Exercise details: Copy each line exactly. Leave nothing out.

Given entries start

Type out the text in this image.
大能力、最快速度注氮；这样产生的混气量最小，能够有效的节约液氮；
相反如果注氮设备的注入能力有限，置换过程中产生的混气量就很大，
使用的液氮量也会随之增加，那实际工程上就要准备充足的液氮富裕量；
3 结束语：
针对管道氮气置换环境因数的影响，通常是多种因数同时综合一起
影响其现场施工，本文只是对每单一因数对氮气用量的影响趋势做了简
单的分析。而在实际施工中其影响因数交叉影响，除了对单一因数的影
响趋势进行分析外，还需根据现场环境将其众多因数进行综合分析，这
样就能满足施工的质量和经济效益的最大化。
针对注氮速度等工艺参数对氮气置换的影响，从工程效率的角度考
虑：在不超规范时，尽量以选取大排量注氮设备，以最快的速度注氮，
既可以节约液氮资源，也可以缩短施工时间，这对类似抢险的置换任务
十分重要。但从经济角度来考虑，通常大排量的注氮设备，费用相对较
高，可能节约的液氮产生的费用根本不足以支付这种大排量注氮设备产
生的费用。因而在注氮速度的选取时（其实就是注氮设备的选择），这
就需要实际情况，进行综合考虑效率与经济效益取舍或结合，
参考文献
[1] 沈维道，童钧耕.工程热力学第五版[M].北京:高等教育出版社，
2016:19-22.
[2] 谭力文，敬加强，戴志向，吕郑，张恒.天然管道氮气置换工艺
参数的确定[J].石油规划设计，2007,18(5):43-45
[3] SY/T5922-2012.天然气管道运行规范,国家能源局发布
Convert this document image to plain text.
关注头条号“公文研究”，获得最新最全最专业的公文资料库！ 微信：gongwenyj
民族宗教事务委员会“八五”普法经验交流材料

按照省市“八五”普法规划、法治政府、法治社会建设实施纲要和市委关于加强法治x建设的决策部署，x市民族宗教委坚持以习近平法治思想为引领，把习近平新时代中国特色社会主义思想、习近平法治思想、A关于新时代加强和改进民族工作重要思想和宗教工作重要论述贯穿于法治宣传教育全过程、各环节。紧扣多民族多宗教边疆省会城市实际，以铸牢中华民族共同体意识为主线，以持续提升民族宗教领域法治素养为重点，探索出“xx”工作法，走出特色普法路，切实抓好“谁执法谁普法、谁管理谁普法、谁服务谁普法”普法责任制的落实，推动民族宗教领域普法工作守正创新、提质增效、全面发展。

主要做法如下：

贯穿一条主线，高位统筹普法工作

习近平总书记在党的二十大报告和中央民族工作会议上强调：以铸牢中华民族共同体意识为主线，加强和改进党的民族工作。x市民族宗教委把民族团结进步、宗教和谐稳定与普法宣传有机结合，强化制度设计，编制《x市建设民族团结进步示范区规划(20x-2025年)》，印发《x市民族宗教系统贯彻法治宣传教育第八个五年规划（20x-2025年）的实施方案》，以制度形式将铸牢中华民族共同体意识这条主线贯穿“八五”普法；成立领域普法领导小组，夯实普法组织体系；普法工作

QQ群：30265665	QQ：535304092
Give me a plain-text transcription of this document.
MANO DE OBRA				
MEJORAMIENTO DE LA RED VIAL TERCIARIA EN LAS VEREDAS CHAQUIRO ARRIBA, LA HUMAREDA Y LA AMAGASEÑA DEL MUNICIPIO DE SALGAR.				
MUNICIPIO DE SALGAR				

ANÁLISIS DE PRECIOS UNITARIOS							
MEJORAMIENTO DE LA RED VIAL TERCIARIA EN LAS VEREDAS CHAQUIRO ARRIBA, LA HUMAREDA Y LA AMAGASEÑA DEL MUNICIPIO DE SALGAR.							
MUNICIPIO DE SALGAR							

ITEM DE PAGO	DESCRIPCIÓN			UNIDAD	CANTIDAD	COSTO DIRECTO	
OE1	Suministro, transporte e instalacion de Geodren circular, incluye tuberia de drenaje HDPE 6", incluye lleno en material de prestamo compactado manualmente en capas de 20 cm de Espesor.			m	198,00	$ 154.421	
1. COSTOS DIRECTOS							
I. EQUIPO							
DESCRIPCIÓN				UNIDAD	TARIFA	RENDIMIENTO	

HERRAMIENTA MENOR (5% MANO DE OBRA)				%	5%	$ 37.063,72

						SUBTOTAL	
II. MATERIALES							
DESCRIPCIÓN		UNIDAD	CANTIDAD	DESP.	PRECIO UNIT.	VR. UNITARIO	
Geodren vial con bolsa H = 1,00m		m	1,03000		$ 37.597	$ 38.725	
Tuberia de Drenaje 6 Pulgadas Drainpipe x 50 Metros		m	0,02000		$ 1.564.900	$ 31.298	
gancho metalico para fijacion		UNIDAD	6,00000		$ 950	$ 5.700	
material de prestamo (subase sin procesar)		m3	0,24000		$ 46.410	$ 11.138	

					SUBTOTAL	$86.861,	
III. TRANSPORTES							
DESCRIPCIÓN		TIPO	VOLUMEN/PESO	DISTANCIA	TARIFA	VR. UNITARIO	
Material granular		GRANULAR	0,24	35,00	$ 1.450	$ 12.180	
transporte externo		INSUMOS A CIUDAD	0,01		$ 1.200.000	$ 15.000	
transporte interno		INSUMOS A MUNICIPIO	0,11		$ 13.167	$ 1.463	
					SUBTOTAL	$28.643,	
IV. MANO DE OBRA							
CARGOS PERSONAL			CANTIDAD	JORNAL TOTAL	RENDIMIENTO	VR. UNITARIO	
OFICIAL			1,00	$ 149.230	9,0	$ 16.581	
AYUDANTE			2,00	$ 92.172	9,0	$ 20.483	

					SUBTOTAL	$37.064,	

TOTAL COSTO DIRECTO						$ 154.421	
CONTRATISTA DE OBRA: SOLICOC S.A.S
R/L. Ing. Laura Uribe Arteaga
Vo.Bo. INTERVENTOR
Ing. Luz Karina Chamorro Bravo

Given entries end

Full answer:
Type out the text in this image.
大能力、最快速度注氮；这样产生的混气量最小，能够有效的节约液氮；
相反如果注氮设备的注入能力有限，置换过程中产生的混气量就很大，
使用的液氮量也会随之增加，那实际工程上就要准备充足的液氮富裕量；
3 结束语：
针对管道氮气置换环境因数的影响，通常是多种因数同时综合一起
影响其现场施工，本文只是对每单一因数对氮气用量的影响趋势做了简
单的分析。而在实际施工中其影响因数交叉影响，除了对单一因数的影
响趋势进行分析外，还需根据现场环境将其众多因数进行综合分析，这
样就能满足施工的质量和经济效益的最大化。
针对注氮速度等工艺参数对氮气置换的影响，从工程效率的角度考
虑：在不超规范时，尽量以选取大排量注氮设备，以最快的速度注氮，
既可以节约液氮资源，也可以缩短施工时间，这对类似抢险的置换任务
十分重要。但从经济角度来考虑，通常大排量的注氮设备，费用相对较
高，可能节约的液氮产生的费用根本不足以支付这种大排量注氮设备产
生的费用。因而在注氮速度的选取时（其实就是注氮设备的选择），这
就需要实际情况，进行综合考虑效率与经济效益取舍或结合，
参考文献
[1] 沈维道，童钧耕.工程热力学第五版[M].北京:高等教育出版社，
2016:19-22.
[2] 谭力文，敬加强，戴志向，吕郑，张恒.天然管道氮气置换工艺
参数的确定[J].石油规划设计，2007,18(5):43-45
[3] SY/T5922-2012.天然气管道运行规范,国家能源局发布
Convert this document image to plain text.
关注头条号“公文研究”，获得最新最全最专业的公文资料库！ 微信：gongwenyj
民族宗教事务委员会“八五”普法经验交流材料

按照省市“八五”普法规划、法治政府、法治社会建设实施纲要和市委关于加强法治x建设的决策部署，x市民族宗教委坚持以习近平法治思想为引领，把习近平新时代中国特色社会主义思想、习近平法治思想、A关于新时代加强和改进民族工作重要思想和宗教工作重要论述贯穿于法治宣传教育全过程、各环节。紧扣多民族多宗教边疆省会城市实际，以铸牢中华民族共同体意识为主线，以持续提升民族宗教领域法治素养为重点，探索出“xx”工作法，走出特色普法路，切实抓好“谁执法谁普法、谁管理谁普法、谁服务谁普法”普法责任制的落实，推动民族宗教领域普法工作守正创新、提质增效、全面发展。

主要做法如下：

贯穿一条主线，高位统筹普法工作

习近平总书记在党的二十大报告和中央民族工作会议上强调：以铸牢中华民族共同体意识为主线，加强和改进党的民族工作。x市民族宗教委把民族团结进步、宗教和谐稳定与普法宣传有机结合，强化制度设计，编制《x市建设民族团结进步示范区规划(20x-2025年)》，印发《x市民族宗教系统贯彻法治宣传教育第八个五年规划（20x-2025年）的实施方案》，以制度形式将铸牢中华民族共同体意识这条主线贯穿“八五”普法；成立领域普法领导小组，夯实普法组织体系；普法工作

QQ群：30265665	QQ：535304092
Give me a plain-text transcription of this document.
MANO DE OBRA				
MEJORAMIENTO DE LA RED VIAL TERCIARIA EN LAS VEREDAS CHAQUIRO ARRIBA, LA HUMAREDA Y LA AMAGASEÑA DEL MUNICIPIO DE SALGAR.				
MUNICIPIO DE SALGAR				

ANÁLISIS DE PRECIOS UNITARIOS							
MEJORAMIENTO DE LA RED VIAL TERCIARIA EN LAS VEREDAS CHAQUIRO ARRIBA, LA HUMAREDA Y LA AMAGASEÑA DEL MUNICIPIO DE SALGAR.							
MUNICIPIO DE SALGAR							

ITEM DE PAGO	DESCRIPCIÓN			UNIDAD	CANTIDAD	COSTO DIRECTO	
OE1	Suministro, transporte e instalacion de Geodren circular, incluye tuberia de drenaje HDPE 6", incluye lleno en material de prestamo compactado manualmente en capas de 20 cm de Espesor.			m	198,00	$ 154.421	
1. COSTOS DIRECTOS							
I. EQUIPO							
DESCRIPCIÓN				UNIDAD	TARIFA	RENDIMIENTO	

HERRAMIENTA MENOR (5% MANO DE OBRA)				%	5%	$ 37.063,72

						SUBTOTAL	
II. MATERIALES							
DESCRIPCIÓN		UNIDAD	CANTIDAD	DESP.	PRECIO UNIT.	VR. UNITARIO	
Geodren vial con bolsa H = 1,00m		m	1,03000		$ 37.597	$ 38.725	
Tuberia de Drenaje 6 Pulgadas Drainpipe x 50 Metros		m	0,02000		$ 1.564.900	$ 31.298	
gancho metalico para fijacion		UNIDAD	6,00000		$ 950	$ 5.700	
material de prestamo (subase sin procesar)		m3	0,24000		$ 46.410	$ 11.138	

					SUBTOTAL	$86.861,	
III. TRANSPORTES							
DESCRIPCIÓN		TIPO	VOLUMEN/PESO	DISTANCIA	TARIFA	VR. UNITARIO	
Material granular		GRANULAR	0,24	35,00	$ 1.450	$ 12.180	
transporte externo		INSUMOS A CIUDAD	0,01		$ 1.200.000	$ 15.000	
transporte interno		INSUMOS A MUNICIPIO	0,11		$ 13.167	$ 1.463	
					SUBTOTAL	$28.643,	
IV. MANO DE OBRA							
CARGOS PERSONAL			CANTIDAD	JORNAL TOTAL	RENDIMIENTO	VR. UNITARIO	
OFICIAL			1,00	$ 149.230	9,0	$ 16.581	
AYUDANTE			2,00	$ 92.172	9,0	$ 20.483	

					SUBTOTAL	$37.064,	

TOTAL COSTO DIRECTO						$ 154.421	
CONTRATISTA DE OBRA: SOLICOC S.A.S
R/L. Ing. Laura Uribe Arteaga
Vo.Bo. INTERVENTOR
Ing. Luz Karina Chamorro Bravo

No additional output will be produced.